====== The data ======

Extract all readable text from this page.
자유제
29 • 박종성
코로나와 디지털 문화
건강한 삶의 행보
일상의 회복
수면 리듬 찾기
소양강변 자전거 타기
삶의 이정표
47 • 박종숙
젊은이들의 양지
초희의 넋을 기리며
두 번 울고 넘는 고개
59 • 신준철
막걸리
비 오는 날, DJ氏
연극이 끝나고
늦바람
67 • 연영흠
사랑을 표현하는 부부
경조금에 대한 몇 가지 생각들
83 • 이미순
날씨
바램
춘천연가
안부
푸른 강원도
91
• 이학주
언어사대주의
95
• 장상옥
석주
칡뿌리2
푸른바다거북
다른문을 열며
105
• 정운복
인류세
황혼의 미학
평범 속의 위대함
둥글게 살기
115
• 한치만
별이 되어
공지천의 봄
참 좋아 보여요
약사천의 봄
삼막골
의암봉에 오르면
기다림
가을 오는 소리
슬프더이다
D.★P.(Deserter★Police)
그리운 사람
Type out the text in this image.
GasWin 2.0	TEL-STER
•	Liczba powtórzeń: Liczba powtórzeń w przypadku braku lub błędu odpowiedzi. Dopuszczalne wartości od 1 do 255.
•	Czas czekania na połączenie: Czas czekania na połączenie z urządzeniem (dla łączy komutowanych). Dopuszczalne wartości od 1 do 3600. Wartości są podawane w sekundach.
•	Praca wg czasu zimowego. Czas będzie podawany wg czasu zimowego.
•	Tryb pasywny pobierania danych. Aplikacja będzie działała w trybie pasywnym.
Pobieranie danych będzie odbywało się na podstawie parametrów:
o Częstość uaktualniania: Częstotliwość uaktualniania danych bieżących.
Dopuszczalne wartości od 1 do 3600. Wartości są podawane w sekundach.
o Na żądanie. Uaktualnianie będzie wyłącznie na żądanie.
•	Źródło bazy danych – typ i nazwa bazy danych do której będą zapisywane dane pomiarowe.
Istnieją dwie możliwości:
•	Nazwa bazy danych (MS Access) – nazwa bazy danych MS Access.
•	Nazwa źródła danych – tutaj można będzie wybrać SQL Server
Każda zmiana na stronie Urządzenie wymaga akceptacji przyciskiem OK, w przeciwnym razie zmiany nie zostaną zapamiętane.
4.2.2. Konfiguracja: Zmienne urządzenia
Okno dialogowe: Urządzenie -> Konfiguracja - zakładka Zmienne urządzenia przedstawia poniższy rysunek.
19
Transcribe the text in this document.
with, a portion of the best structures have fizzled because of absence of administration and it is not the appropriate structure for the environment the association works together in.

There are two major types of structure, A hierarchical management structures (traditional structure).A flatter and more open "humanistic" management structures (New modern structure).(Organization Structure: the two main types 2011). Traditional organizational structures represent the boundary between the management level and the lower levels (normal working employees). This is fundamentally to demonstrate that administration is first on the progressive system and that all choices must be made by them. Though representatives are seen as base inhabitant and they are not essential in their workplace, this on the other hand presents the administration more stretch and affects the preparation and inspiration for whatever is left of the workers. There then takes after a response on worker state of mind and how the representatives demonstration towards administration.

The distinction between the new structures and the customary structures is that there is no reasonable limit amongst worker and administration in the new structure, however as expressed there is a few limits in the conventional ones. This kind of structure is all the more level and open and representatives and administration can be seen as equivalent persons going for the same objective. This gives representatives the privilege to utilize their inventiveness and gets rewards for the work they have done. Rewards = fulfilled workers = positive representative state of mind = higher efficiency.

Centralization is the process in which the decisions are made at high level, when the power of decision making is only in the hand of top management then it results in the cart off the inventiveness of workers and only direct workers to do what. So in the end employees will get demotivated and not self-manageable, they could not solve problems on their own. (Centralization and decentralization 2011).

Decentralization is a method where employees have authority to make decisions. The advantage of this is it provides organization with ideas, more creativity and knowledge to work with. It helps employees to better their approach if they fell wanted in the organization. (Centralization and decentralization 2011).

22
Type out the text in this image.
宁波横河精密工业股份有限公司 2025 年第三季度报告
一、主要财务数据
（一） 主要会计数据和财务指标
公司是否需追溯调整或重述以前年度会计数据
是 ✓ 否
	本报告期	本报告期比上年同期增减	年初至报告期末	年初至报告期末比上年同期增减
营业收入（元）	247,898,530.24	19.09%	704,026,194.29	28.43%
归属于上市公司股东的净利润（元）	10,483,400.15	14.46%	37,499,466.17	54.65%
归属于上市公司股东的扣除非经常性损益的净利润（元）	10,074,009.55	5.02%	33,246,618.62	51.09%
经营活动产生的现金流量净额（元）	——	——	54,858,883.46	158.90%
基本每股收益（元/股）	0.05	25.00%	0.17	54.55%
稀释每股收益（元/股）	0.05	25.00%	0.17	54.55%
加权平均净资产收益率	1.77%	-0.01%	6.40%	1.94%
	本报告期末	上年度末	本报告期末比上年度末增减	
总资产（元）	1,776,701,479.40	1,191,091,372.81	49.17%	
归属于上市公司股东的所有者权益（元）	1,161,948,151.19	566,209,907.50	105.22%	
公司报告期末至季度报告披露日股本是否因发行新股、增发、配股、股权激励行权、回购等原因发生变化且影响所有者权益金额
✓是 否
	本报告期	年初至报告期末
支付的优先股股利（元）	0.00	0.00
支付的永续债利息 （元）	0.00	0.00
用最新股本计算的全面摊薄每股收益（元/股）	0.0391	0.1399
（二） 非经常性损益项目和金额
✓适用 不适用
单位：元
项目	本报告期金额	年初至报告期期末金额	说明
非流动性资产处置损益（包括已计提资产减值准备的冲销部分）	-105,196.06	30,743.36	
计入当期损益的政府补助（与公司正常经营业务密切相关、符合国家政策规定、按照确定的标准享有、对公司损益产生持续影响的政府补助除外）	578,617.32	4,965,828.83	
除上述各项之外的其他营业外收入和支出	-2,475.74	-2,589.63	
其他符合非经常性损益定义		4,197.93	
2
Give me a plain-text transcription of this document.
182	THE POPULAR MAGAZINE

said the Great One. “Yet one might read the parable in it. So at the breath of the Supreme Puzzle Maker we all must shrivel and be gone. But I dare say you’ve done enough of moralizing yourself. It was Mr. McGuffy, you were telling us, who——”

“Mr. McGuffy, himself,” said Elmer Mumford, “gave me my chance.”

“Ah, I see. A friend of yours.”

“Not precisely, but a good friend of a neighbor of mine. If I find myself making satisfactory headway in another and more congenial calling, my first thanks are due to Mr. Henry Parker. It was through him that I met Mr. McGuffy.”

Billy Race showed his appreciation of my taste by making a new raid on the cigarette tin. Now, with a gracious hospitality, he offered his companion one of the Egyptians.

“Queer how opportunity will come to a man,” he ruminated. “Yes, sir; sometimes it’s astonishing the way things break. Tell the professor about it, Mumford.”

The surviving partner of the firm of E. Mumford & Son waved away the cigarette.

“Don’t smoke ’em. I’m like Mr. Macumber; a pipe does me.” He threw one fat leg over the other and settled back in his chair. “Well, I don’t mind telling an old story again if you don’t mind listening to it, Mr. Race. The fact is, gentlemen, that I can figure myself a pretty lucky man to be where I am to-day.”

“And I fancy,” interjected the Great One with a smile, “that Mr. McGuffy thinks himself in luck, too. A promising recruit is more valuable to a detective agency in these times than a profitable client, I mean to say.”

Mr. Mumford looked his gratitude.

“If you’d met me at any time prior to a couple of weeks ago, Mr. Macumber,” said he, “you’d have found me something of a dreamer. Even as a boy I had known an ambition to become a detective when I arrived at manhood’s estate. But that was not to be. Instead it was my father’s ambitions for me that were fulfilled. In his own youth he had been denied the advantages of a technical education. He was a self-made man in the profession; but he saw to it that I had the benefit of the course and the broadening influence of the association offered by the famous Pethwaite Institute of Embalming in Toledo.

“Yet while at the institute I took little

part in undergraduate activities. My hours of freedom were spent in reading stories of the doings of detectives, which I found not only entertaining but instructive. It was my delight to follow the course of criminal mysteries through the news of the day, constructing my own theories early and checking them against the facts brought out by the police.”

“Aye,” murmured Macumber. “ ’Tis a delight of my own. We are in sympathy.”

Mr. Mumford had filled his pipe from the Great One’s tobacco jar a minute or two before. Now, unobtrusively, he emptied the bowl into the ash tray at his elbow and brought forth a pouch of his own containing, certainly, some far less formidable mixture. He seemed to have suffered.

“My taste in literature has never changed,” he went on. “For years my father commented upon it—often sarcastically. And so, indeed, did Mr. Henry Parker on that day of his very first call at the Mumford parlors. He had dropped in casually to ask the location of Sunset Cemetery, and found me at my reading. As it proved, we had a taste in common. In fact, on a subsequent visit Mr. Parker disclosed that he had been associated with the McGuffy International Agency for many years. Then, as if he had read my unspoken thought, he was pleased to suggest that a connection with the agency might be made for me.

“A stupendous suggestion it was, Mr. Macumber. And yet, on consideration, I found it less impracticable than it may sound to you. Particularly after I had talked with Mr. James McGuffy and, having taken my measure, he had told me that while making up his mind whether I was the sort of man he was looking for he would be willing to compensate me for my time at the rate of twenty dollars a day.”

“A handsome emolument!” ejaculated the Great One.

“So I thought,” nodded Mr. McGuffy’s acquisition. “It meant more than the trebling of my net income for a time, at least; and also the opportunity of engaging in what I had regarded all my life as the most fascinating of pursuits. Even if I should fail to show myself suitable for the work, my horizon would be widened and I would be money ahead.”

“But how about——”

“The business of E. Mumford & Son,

======

__Instruction__: Filter the records above and return every line that holds the word "about".

__In response__:
“Queer how opportunity will come to a man,” he ruminated. “Yes, sir; sometimes it’s astonishing the way things break. Tell the professor about it, Mumford.”
“But how about——”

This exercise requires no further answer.